* [EXERCISE INSTRUCTIONS]: Pick up the commentary on the FTC's handling of pyramid schemes right after its final sentence and keep writing it.

* [SUPPLIED TEXT]:
↓↓↓
The FTC Should Take A Definitive Stance On Pyramid Type Offerings Rather Than A Case-By-Case Approach

| About: Herbalife Ltd. (HLF)

Below is my letter to the chairwoman of the Federal Trade Commission on the subject of pyramid schemes. It is a criticism of the manner in which the Commission has dealt with this issue since 1979, when the Amway decision was rendered. To some extent, this may provide comfort to those supporting Herbalife (NYSE:HLF) and its marketing plan since the delays and legal ambiguities I criticize in the letter also exist in this specific situation.

The often cited Koscot case actually discussed what I have asked the FTC to consider – a regulatory statement which can guide prospective recruits, and investors, with specific legal standards which do not require, in every instance, the re-invention of the wheel after 30 years of extensive litigation.

Koscot said:

“The necessity to prove that a marketing plan, manifestly deceptive on its face, has in fact resulted in injury to numerous consumers, is a lengthy process. Only where the law condemns the mere institution of such a plan, without the necessity to demonstrate its consequences, is meaningful relief likely to be obtained. . . . To require too large an evidentiary burden to condemn these schemes can only ensure that future generations of self-made commercial messiahs will dare to be great and dare anyone to stop them.”

My sense is that is exactly what is going on. By not addressing head-on the legal flaws in pyramid schemes, and the documented and significant economic injury they have caused, pyramid type “MLM” offerings have, with FTC acquiescence, enjoyed a presumption of legality which can only be challenged by specific litigation – often years, if not decades, after business has been commenced. This is a process which guarantees the economic and personal losses of victims damaged in the interim. The Herbalife matter is a perfect example of this enforcement shortfall, and even if it is eventually concluded – favorable to Herbalife or not – prospective recruits and investors will face, in the future, the same questions, delay, and uncertainty as before.

As stated in the letter, I had hoped the Obama Administration would reverse this benign approach and urge the Commission to take a more definitive stand on the matter. This has not happened. On a personal level, I’m getting too old to pursue this matter much longer – a fact which may be welcomed by many readers. I am just concerned about the millions of victims of these schemes, persons who cannot afford the losses inherent in the pyramid mechanism and who do not appear to have the political clout to counter the powerful business interests on the other side of the issue.
↑↑↑
* [LISTING]:
↓↓↓
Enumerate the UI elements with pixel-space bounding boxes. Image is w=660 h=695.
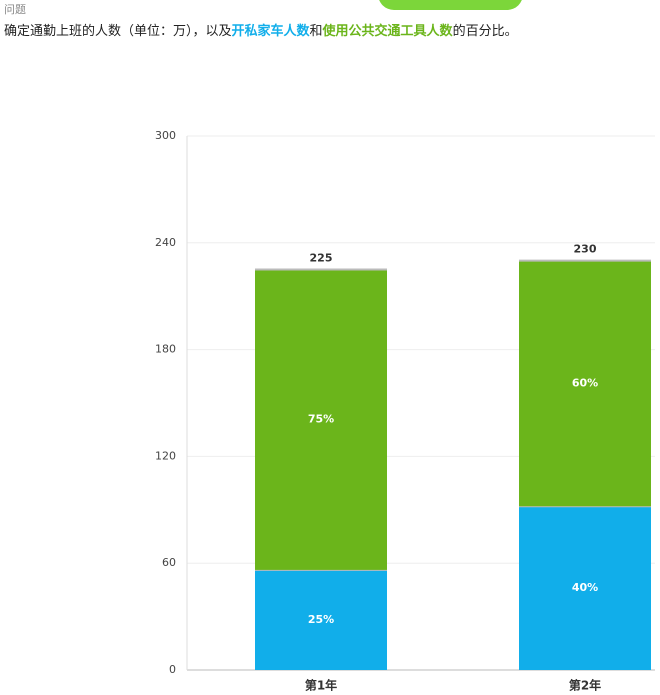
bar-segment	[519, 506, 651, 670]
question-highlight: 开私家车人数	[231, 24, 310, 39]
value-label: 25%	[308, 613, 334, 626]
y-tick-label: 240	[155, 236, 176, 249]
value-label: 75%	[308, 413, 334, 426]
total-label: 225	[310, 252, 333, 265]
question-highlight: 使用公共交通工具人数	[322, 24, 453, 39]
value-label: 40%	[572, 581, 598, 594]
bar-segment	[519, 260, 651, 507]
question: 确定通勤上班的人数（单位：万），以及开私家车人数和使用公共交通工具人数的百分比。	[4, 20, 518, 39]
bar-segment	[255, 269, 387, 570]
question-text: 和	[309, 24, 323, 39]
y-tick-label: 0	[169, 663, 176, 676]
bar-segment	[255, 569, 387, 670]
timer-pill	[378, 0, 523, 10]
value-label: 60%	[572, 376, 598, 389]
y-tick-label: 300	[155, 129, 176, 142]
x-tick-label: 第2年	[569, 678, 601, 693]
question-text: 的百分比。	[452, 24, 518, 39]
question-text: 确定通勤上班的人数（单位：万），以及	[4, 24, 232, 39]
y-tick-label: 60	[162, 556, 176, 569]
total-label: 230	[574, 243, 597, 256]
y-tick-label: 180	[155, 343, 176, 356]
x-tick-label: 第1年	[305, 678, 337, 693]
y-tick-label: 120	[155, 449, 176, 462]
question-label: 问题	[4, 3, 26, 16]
↑↑↑
↓↓↓
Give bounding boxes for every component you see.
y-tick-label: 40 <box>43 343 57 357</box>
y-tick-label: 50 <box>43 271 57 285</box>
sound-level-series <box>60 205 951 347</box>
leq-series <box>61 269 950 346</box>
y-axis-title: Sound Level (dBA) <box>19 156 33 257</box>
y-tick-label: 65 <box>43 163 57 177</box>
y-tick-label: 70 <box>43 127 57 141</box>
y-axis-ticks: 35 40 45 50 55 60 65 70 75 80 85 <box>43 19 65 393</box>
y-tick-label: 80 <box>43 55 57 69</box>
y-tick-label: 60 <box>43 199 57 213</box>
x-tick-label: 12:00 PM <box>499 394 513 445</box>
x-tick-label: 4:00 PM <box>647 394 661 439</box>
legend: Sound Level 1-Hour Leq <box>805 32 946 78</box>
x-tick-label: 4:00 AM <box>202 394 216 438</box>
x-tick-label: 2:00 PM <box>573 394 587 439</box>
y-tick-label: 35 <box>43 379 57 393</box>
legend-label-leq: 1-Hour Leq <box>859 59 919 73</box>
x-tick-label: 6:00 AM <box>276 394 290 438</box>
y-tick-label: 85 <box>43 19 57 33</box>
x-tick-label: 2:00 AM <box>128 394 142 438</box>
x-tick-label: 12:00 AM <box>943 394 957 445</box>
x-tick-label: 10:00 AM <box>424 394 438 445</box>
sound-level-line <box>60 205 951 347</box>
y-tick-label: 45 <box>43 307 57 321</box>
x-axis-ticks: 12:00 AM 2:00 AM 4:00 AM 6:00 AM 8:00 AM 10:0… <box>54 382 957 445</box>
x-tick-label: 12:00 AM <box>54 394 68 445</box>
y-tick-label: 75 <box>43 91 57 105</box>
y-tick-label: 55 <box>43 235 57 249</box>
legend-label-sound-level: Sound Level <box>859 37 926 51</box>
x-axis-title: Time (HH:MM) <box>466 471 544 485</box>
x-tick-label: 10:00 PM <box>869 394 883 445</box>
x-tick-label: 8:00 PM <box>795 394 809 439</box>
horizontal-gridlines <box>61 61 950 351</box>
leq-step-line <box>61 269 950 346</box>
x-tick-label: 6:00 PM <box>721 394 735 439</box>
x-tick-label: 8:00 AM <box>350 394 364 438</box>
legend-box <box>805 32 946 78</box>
↑↑↑
↓↓↓
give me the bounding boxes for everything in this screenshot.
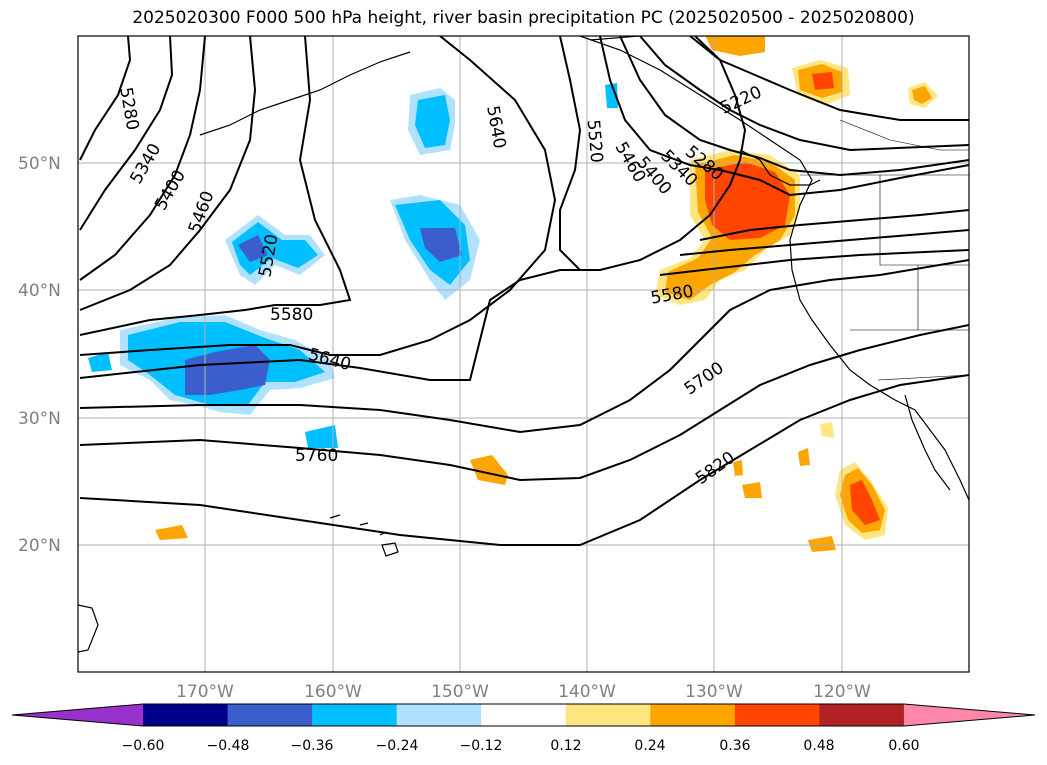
↑↑↑
* [RIGHT ANSWER]:
Here is the letter, it was delivered Monday, July 21, 2014:

Bruce A. Craig, Esq.

924 West End Ave. #1

New York, NY 10025

Edith Ramirez, Chairwoman

Federal Trade Commission

600 Pennsylvania Avenue, NW

Washington, DC 20580

Re: Pyramid Schemes – Enforcement Policy

Dear Ms. Ramirez:

I served as an Assistant Attorney General in the Wisconsin Department of Justice for approximately 30 years (1967-1997). My primary duties involved the enforcement of consumer laws and litigation against violators. This included a number of cases against pyramid schemes, the last one concluded in 1997. I also drafted Wisconsin’s regulation concerning these schemes, which was upheld by our Supreme Court. Over the years, I have worked with Commission staff in a number of instances and respect their efforts to protect the public. I remain concerned about the victims of these schemes for the reasons stated below.

A recent petition and White Paper, addressed to the Commission, have stated the nature of the problems concerning pyramid schemes and the attendant economic and personal damage they have caused. They document significant (99%) consumer losses and failure rates in an industry with annual revenues in the $30 billion range.

My focus, as one having some familiarity with enforcement policy, is on the current posture of the FTC in respect its public and legal position on the subject of pyramid schemes.

The most recent FTC public declaration in this respect was made on May 13, 2014, by Aditi Jhaveri, an FTC Consumer Education Specialist.

“What’s the difference between a multilevel marketing program and a pyramid scheme? Pyramid schemes are illegal.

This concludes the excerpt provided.